# Exercise brief
Copy each line that holds "screenshot".

[START OF Material]

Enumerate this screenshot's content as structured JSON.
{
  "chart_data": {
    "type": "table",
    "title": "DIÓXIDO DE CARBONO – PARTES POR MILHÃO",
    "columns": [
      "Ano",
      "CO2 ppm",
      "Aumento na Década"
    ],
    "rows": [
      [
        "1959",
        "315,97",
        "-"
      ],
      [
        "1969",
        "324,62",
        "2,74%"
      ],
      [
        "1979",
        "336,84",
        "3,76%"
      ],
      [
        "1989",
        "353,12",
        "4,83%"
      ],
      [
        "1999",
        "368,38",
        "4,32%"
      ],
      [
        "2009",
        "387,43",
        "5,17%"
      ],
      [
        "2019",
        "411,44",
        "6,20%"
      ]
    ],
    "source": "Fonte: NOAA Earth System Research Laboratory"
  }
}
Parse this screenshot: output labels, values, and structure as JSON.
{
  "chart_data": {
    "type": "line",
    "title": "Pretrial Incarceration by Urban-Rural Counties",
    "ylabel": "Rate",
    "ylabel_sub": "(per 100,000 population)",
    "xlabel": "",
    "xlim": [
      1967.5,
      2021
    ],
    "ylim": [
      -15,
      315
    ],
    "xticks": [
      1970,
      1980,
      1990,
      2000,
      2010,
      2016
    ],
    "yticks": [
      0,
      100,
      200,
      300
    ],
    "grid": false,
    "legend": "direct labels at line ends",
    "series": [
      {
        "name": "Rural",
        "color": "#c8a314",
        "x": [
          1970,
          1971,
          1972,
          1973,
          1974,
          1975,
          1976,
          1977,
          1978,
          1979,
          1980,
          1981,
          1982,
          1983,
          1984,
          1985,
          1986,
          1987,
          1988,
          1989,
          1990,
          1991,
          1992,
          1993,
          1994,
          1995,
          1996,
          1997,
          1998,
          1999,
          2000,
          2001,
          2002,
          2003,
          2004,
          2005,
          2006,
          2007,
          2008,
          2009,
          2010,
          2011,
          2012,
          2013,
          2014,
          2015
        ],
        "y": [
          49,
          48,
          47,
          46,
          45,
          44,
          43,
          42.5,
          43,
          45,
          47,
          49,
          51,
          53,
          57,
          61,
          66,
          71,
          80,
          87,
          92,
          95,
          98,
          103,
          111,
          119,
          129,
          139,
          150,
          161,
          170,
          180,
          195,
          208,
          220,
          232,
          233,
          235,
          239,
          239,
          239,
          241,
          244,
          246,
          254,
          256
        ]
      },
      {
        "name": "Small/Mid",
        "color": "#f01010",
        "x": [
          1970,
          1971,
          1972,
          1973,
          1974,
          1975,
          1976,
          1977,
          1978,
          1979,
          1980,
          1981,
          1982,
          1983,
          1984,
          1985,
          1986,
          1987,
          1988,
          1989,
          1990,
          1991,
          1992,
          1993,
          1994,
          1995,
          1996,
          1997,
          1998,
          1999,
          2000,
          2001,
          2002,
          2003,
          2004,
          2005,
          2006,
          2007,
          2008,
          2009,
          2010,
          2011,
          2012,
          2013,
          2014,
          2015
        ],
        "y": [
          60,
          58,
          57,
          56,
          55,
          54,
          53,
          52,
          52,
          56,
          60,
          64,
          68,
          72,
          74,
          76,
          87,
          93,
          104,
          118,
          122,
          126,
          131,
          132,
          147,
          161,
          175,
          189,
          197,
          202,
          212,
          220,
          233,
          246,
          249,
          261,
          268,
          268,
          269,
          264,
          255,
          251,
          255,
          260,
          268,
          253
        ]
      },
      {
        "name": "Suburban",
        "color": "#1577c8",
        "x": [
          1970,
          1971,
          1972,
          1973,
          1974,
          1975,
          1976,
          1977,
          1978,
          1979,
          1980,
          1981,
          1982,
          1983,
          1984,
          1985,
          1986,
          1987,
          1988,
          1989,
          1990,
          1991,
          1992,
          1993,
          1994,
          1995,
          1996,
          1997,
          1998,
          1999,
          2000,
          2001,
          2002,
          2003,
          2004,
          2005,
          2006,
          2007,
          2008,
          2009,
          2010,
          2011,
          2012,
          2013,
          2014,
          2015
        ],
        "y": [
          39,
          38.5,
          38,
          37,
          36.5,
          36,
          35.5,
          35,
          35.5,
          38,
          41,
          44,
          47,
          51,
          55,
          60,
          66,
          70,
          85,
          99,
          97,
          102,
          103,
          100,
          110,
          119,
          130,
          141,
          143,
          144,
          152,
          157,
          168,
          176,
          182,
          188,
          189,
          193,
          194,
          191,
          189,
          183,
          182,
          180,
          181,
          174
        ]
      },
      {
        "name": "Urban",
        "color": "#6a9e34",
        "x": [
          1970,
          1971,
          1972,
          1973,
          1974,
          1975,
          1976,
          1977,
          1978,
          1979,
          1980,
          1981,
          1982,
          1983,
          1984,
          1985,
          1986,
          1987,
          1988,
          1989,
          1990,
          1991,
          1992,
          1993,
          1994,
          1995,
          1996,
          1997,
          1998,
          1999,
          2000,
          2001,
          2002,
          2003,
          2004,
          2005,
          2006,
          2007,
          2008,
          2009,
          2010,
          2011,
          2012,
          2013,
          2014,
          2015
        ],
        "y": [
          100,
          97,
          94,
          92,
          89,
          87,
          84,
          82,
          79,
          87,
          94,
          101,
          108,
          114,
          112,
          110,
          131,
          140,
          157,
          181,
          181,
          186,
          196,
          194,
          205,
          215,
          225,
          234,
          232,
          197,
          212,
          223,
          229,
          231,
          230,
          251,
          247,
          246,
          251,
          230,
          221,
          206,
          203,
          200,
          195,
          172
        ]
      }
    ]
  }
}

[END OF Material]

# The answer
Enumerate this screenshot's content as structured JSON.
Parse this screenshot: output labels, values, and structure as JSON.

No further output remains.